(Items from a data source)
---+---

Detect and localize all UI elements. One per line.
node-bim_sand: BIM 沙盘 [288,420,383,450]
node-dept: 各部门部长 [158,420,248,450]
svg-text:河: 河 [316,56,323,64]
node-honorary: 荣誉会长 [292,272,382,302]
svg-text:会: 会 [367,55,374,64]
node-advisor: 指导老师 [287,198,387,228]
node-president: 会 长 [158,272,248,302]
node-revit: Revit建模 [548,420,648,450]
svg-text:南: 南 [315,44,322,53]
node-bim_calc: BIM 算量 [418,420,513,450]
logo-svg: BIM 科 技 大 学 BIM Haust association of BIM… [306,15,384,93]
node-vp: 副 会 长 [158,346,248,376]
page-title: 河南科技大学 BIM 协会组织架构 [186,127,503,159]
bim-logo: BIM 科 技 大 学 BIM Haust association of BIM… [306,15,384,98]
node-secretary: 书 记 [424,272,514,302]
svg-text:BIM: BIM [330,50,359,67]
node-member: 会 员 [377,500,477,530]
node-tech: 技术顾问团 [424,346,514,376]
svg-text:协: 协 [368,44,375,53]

---+---

Count the lines in the material above that contain the string "association", and reply with the number alone.

_Result for this task_
2